THE EXERCISE:
Determine the number of lines in the data that include the word "xlabel", and write only that number.
** START RECORDS PROVIDED **
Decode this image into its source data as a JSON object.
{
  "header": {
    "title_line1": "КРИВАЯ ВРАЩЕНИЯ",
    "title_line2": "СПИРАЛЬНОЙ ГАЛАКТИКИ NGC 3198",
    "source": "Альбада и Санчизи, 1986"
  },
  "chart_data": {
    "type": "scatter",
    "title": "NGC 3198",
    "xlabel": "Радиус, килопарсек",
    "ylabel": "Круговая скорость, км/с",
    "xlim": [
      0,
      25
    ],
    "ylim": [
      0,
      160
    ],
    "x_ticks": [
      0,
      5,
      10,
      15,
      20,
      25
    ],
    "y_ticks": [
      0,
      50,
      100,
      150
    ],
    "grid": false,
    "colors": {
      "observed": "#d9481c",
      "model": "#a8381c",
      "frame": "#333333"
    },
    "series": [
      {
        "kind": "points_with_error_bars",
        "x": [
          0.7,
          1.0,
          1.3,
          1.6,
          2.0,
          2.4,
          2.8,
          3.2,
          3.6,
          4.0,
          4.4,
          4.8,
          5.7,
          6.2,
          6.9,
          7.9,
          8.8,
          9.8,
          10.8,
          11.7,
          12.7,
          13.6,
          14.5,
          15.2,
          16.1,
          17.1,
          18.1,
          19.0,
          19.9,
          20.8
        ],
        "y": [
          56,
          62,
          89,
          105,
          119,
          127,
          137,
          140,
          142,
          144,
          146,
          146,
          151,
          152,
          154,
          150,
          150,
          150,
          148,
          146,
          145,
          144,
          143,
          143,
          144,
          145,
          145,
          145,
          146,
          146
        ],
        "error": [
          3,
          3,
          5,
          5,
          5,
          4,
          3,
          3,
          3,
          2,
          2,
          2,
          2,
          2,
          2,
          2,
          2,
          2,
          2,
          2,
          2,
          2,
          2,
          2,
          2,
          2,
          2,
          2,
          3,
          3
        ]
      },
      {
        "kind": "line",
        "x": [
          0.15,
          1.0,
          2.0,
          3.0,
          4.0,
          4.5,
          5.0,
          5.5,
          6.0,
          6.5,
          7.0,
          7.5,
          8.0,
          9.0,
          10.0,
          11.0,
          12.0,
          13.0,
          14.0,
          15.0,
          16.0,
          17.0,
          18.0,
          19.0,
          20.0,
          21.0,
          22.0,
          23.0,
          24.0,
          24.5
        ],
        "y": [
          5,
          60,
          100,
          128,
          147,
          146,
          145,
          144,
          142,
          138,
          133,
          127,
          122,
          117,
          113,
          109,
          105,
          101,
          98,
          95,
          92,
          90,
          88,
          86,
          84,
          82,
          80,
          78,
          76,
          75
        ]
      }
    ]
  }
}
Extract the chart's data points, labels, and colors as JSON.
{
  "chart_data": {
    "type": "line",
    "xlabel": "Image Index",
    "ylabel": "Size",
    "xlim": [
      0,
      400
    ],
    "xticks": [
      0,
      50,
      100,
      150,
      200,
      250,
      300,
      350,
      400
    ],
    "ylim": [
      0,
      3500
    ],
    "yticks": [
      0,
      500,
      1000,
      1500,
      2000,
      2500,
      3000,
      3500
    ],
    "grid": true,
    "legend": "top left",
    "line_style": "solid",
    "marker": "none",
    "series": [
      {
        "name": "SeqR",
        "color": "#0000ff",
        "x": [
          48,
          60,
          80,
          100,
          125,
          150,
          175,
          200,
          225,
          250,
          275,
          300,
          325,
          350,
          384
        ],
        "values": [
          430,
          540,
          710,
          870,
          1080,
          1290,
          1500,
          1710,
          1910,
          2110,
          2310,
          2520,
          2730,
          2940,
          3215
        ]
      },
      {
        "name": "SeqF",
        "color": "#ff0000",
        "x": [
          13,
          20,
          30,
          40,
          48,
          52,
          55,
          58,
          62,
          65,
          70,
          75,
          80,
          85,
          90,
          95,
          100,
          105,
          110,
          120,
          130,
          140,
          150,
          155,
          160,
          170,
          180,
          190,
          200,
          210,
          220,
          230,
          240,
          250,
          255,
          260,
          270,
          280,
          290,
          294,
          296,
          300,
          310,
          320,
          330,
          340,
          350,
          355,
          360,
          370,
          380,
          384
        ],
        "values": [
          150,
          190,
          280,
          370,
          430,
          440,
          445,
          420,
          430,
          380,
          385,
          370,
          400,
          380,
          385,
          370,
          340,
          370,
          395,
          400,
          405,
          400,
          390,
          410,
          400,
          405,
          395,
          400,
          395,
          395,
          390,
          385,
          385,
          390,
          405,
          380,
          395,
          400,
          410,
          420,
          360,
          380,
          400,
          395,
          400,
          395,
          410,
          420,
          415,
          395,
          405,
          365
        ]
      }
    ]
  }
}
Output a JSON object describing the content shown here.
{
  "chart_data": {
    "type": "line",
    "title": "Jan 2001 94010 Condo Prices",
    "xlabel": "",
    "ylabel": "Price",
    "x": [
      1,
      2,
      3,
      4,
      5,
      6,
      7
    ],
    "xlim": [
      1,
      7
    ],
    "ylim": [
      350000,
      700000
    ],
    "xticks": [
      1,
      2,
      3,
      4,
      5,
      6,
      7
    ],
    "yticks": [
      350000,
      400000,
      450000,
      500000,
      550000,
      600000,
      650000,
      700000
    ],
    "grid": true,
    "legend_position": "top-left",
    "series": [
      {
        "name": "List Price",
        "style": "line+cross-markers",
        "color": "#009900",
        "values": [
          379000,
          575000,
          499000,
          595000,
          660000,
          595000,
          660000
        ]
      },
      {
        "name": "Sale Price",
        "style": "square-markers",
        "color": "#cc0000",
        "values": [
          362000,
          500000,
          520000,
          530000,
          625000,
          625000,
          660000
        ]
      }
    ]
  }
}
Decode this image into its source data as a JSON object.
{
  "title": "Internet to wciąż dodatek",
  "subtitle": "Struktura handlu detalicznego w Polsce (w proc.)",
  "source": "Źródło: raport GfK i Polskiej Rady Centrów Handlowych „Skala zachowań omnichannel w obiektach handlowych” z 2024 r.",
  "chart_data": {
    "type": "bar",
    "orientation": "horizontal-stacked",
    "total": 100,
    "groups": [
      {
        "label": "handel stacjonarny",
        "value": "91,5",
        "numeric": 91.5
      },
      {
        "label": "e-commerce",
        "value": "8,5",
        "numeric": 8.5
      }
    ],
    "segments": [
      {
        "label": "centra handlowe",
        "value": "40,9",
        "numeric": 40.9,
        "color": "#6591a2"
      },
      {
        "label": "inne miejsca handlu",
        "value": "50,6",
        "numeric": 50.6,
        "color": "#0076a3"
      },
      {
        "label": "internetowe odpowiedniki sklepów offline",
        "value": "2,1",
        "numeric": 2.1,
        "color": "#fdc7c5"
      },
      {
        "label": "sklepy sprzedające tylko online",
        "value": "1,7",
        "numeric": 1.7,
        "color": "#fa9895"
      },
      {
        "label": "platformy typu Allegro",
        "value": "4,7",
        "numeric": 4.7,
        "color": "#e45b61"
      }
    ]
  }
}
** END RECORDS PROVIDED **
ANSWER TO THIS TASK:
3